*Exercise objective*: Copy all records verbatim.

══ Supplied entries ══

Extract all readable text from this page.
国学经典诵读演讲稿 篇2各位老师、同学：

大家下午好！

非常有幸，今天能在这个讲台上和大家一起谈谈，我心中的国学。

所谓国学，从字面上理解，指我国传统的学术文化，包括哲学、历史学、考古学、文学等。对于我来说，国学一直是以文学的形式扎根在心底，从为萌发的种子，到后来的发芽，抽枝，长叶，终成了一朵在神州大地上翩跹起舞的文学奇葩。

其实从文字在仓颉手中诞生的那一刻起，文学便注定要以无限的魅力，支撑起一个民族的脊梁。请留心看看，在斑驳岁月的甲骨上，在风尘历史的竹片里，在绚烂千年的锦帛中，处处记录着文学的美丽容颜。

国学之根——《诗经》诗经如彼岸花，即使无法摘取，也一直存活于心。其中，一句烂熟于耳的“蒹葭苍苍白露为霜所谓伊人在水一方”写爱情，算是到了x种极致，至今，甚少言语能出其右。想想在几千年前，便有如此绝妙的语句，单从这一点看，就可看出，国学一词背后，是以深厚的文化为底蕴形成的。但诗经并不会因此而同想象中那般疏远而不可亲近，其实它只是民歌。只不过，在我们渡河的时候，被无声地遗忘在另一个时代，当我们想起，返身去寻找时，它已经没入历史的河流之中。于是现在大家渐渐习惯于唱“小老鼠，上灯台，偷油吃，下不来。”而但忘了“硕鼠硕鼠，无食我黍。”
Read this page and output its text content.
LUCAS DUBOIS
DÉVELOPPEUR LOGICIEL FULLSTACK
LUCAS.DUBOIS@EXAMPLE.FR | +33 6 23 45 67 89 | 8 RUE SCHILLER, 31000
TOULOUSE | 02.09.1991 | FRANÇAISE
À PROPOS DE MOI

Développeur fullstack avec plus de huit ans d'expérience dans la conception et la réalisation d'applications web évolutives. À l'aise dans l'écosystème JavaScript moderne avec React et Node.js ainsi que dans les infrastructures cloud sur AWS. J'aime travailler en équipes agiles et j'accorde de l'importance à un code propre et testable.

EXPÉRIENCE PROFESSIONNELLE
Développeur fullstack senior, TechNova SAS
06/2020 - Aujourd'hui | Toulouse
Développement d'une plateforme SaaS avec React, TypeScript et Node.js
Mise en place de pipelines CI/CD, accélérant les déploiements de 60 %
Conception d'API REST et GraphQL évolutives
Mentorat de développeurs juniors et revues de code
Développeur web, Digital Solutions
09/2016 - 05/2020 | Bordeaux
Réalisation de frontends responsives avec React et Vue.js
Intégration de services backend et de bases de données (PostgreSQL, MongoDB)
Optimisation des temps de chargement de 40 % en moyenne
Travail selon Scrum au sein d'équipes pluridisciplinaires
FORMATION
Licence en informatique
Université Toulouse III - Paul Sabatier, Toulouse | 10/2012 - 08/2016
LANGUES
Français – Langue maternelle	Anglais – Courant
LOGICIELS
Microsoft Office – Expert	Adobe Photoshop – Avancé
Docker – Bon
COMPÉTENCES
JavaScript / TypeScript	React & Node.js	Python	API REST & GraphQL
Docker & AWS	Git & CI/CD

═══

*Task answer*:
Extract all readable text from this page.
国学经典诵读演讲稿 篇2各位老师、同学：

大家下午好！

非常有幸，今天能在这个讲台上和大家一起谈谈，我心中的国学。

所谓国学，从字面上理解，指我国传统的学术文化，包括哲学、历史学、考古学、文学等。对于我来说，国学一直是以文学的形式扎根在心底，从为萌发的种子，到后来的发芽，抽枝，长叶，终成了一朵在神州大地上翩跹起舞的文学奇葩。

其实从文字在仓颉手中诞生的那一刻起，文学便注定要以无限的魅力，支撑起一个民族的脊梁。请留心看看，在斑驳岁月的甲骨上，在风尘历史的竹片里，在绚烂千年的锦帛中，处处记录着文学的美丽容颜。

国学之根——《诗经》诗经如彼岸花，即使无法摘取，也一直存活于心。其中，一句烂熟于耳的“蒹葭苍苍白露为霜所谓伊人在水一方”写爱情，算是到了x种极致，至今，甚少言语能出其右。想想在几千年前，便有如此绝妙的语句，单从这一点看，就可看出，国学一词背后，是以深厚的文化为底蕴形成的。但诗经并不会因此而同想象中那般疏远而不可亲近，其实它只是民歌。只不过，在我们渡河的时候，被无声地遗忘在另一个时代，当我们想起，返身去寻找时，它已经没入历史的河流之中。于是现在大家渐渐习惯于唱“小老鼠，上灯台，偷油吃，下不来。”而但忘了“硕鼠硕鼠，无食我黍。”
Read this page and output its text content.
LUCAS DUBOIS
DÉVELOPPEUR LOGICIEL FULLSTACK
LUCAS.DUBOIS@EXAMPLE.FR | +33 6 23 45 67 89 | 8 RUE SCHILLER, 31000
TOULOUSE | 02.09.1991 | FRANÇAISE
À PROPOS DE MOI

Développeur fullstack avec plus de huit ans d'expérience dans la conception et la réalisation d'applications web évolutives. À l'aise dans l'écosystème JavaScript moderne avec React et Node.js ainsi que dans les infrastructures cloud sur AWS. J'aime travailler en équipes agiles et j'accorde de l'importance à un code propre et testable.

EXPÉRIENCE PROFESSIONNELLE
Développeur fullstack senior, TechNova SAS
06/2020 - Aujourd'hui | Toulouse
Développement d'une plateforme SaaS avec React, TypeScript et Node.js
Mise en place de pipelines CI/CD, accélérant les déploiements de 60 %
Conception d'API REST et GraphQL évolutives
Mentorat de développeurs juniors et revues de code
Développeur web, Digital Solutions
09/2016 - 05/2020 | Bordeaux
Réalisation de frontends responsives avec React et Vue.js
Intégration de services backend et de bases de données (PostgreSQL, MongoDB)
Optimisation des temps de chargement de 40 % en moyenne
Travail selon Scrum au sein d'équipes pluridisciplinaires
FORMATION
Licence en informatique
Université Toulouse III - Paul Sabatier, Toulouse | 10/2012 - 08/2016
LANGUES
Français – Langue maternelle	Anglais – Courant
LOGICIELS
Microsoft Office – Expert	Adobe Photoshop – Avancé
Docker – Bon
COMPÉTENCES
JavaScript / TypeScript	React & Node.js	Python	API REST & GraphQL
Docker & AWS	Git & CI/CD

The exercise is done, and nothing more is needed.